Using the listing below, give the number of lines where "Prediction" appears, and nothing else.

━━━━━━

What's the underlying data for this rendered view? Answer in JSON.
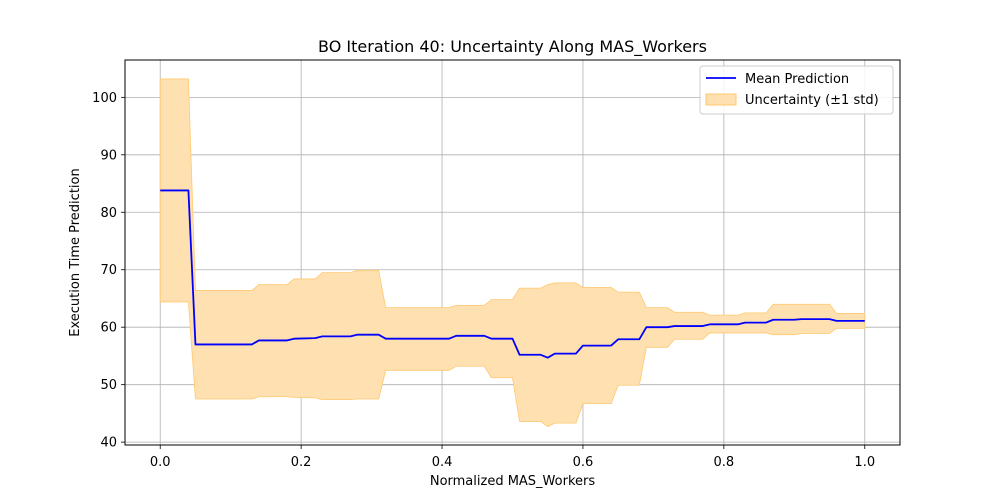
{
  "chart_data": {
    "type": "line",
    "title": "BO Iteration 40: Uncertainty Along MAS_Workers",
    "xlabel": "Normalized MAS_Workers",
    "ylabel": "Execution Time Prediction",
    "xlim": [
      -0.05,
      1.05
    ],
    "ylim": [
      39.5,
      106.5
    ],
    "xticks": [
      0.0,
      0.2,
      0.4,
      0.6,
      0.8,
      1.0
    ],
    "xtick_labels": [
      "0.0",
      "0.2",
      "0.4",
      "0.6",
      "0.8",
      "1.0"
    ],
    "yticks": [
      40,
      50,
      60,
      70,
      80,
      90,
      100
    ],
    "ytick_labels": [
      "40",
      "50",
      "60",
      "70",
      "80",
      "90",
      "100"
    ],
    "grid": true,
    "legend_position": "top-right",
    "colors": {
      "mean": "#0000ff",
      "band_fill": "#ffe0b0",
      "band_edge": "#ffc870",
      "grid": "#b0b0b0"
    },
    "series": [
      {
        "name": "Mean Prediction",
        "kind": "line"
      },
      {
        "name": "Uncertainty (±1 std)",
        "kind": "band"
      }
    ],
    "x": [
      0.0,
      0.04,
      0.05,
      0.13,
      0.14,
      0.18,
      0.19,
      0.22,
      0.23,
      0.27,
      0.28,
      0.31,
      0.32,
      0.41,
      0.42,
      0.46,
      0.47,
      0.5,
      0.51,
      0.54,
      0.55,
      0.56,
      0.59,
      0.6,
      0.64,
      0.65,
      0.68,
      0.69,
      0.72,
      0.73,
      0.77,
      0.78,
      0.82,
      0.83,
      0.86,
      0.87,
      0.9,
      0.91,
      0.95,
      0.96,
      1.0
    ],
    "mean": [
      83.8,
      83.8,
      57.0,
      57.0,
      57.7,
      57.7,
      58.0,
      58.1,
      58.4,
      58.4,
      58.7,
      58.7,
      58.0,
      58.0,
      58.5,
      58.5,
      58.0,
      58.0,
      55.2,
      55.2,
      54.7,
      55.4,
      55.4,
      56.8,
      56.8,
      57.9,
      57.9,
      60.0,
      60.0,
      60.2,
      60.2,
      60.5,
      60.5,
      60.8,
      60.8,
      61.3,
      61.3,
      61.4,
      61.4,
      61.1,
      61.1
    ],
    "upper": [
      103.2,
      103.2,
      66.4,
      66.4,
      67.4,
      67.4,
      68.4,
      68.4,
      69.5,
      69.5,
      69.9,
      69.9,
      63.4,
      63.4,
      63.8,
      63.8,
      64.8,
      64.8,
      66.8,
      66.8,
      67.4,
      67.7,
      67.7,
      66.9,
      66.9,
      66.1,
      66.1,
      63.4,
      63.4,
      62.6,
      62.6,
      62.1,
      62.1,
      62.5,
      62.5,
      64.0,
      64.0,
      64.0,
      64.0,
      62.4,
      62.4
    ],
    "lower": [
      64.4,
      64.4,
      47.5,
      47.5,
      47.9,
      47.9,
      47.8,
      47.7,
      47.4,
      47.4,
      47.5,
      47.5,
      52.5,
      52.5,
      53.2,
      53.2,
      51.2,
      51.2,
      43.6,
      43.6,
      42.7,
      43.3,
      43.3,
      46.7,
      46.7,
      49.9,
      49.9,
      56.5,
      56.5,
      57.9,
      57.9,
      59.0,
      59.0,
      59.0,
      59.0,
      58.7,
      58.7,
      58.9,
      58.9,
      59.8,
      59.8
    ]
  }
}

━━━━━━

Complete response:
2